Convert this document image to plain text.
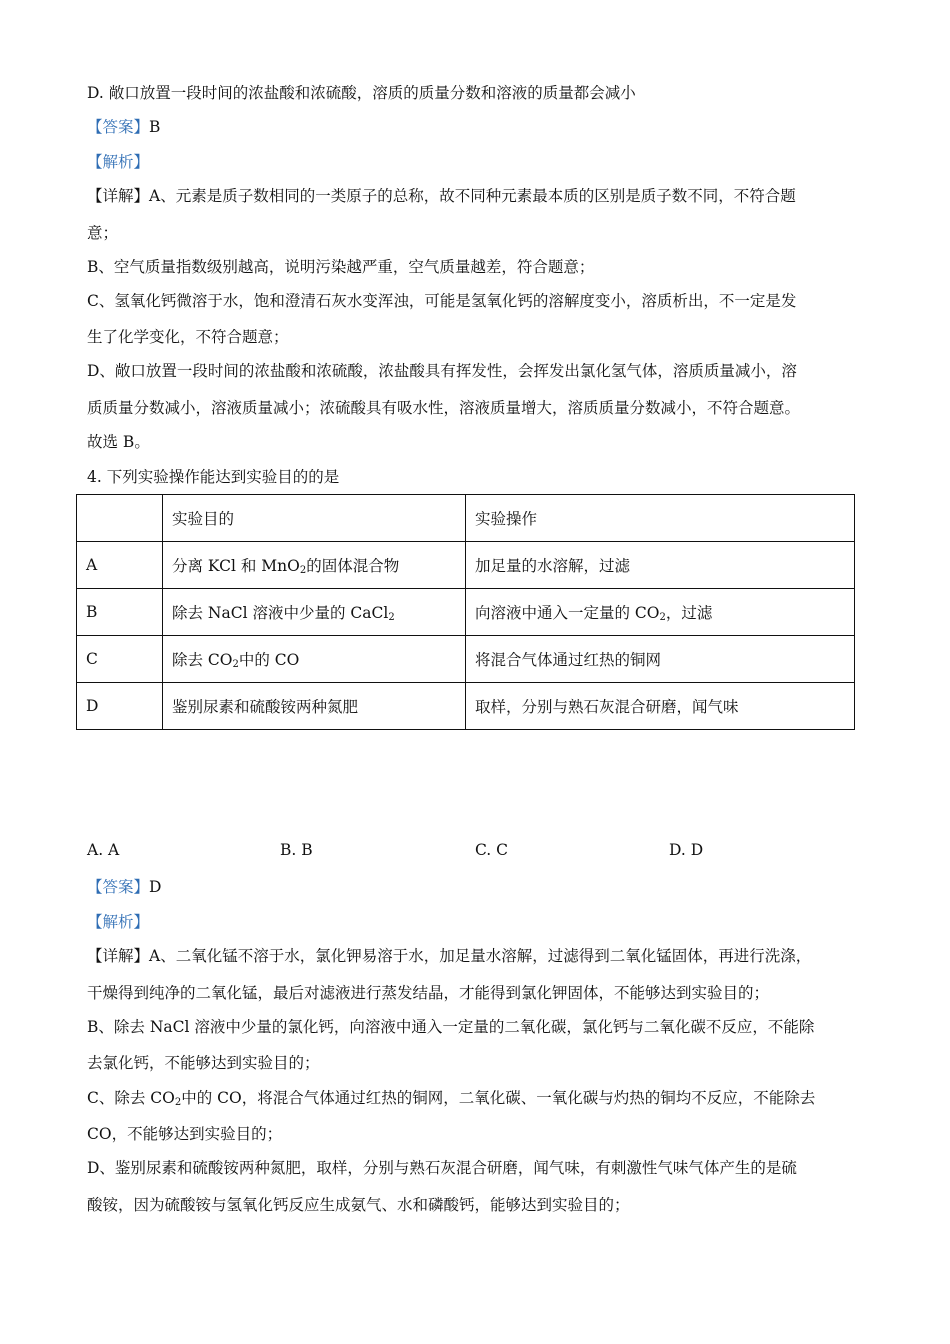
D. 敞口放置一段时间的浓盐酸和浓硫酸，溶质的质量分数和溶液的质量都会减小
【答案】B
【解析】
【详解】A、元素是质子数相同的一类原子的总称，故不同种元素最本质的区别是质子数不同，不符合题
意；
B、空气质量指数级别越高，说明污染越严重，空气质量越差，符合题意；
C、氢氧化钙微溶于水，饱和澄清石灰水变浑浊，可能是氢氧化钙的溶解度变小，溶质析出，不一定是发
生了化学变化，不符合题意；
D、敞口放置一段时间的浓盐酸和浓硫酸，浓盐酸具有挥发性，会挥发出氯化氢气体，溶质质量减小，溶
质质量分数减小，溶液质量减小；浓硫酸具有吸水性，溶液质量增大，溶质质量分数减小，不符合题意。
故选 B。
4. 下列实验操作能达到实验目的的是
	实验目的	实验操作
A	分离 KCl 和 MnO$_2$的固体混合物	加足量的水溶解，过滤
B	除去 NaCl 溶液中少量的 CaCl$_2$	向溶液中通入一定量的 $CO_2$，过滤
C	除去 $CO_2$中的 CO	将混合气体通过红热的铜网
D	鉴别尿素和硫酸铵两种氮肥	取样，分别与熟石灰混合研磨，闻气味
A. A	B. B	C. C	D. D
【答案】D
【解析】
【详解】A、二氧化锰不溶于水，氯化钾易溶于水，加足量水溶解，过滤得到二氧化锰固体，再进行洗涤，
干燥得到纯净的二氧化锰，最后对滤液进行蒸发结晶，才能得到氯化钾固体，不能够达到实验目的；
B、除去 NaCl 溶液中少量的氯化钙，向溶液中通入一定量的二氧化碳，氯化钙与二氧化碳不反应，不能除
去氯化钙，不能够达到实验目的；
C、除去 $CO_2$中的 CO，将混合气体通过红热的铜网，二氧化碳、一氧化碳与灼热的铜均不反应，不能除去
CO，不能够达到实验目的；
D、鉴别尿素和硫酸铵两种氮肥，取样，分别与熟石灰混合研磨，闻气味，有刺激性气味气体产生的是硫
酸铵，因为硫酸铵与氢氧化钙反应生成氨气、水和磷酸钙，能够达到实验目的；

━━━━━━━━━━

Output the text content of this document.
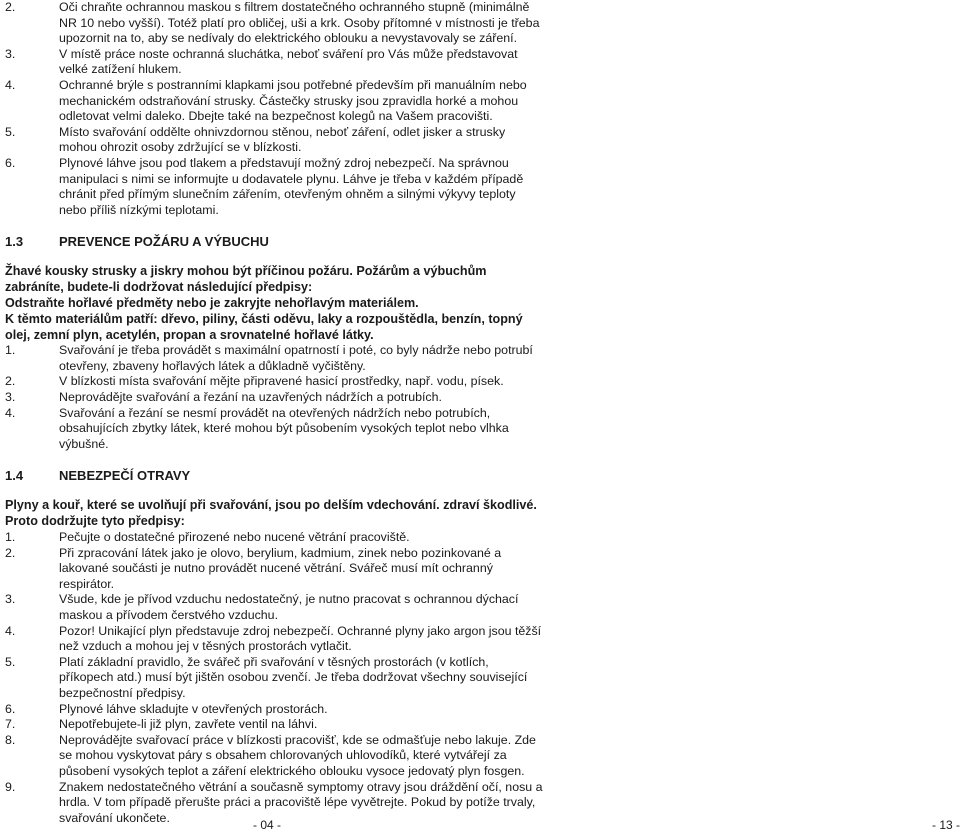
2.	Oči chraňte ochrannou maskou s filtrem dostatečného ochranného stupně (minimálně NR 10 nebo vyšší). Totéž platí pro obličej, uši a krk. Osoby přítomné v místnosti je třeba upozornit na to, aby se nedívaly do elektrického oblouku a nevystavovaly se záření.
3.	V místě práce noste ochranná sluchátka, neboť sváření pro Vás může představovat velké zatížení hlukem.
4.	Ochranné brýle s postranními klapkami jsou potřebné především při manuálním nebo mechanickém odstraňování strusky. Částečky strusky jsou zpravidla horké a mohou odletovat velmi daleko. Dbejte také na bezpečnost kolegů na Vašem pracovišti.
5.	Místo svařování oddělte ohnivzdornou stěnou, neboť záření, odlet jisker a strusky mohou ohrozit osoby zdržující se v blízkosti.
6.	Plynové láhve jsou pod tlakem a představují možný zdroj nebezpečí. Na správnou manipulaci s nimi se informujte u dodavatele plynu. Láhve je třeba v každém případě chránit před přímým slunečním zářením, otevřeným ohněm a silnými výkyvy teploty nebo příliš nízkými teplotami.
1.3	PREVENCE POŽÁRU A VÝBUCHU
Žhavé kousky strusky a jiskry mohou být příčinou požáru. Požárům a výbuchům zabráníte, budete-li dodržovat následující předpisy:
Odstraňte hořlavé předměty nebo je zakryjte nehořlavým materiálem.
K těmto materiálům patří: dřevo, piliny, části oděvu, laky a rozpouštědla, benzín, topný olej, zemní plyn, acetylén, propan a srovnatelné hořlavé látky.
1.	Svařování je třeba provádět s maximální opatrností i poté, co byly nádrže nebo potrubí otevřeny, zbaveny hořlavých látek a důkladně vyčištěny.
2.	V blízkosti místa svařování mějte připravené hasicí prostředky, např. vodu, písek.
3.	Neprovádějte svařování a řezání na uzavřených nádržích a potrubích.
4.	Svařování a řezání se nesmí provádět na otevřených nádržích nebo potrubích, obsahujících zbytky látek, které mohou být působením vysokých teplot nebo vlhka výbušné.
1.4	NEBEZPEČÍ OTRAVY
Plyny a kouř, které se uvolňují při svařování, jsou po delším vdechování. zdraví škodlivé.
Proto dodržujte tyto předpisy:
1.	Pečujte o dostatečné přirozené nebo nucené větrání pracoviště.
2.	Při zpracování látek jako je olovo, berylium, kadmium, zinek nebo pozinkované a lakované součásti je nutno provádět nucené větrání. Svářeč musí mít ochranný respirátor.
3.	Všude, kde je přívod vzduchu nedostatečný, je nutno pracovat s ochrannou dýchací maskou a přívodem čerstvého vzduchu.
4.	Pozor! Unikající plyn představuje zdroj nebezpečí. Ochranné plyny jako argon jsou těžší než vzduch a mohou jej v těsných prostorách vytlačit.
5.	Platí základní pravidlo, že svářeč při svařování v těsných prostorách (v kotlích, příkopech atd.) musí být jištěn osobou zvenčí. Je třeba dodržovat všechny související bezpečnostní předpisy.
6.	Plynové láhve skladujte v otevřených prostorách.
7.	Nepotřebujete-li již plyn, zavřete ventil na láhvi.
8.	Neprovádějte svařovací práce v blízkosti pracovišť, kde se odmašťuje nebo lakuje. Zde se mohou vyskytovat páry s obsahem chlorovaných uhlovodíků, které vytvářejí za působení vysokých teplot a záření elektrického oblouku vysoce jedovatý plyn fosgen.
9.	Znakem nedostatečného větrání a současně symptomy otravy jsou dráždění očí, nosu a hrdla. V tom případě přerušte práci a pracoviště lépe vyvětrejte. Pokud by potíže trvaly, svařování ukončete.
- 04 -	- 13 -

━━━━━━━━━━

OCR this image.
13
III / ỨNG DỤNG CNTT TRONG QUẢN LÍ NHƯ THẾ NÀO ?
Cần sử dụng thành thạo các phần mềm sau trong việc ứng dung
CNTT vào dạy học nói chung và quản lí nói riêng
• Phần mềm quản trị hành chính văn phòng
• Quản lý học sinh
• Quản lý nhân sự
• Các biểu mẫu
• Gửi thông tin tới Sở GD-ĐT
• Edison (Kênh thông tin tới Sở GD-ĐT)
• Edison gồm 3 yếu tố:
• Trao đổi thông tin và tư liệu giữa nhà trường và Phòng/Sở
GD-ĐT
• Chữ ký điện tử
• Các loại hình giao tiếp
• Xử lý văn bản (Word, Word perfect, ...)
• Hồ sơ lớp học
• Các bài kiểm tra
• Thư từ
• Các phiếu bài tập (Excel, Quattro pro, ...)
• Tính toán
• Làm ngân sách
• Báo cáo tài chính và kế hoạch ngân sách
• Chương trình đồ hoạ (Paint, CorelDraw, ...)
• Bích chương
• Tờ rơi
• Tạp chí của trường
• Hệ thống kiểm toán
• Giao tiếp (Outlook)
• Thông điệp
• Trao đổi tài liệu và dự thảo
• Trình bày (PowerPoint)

━━━━━━━━━━

Task goal: In the lines above, locate the string "musí". Copy every line where it occurs.

Solution to the problem:
2.	Při zpracování látek jako je olovo, berylium, kadmium, zinek nebo pozinkované a lakované součásti je nutno provádět nucené větrání. Svářeč musí mít ochranný respirátor.
5.	Platí základní pravidlo, že svářeč při svařování v těsných prostorách (v kotlích, příkopech atd.) musí být jištěn osobou zvenčí. Je třeba dodržovat všechny související bezpečnostní předpisy.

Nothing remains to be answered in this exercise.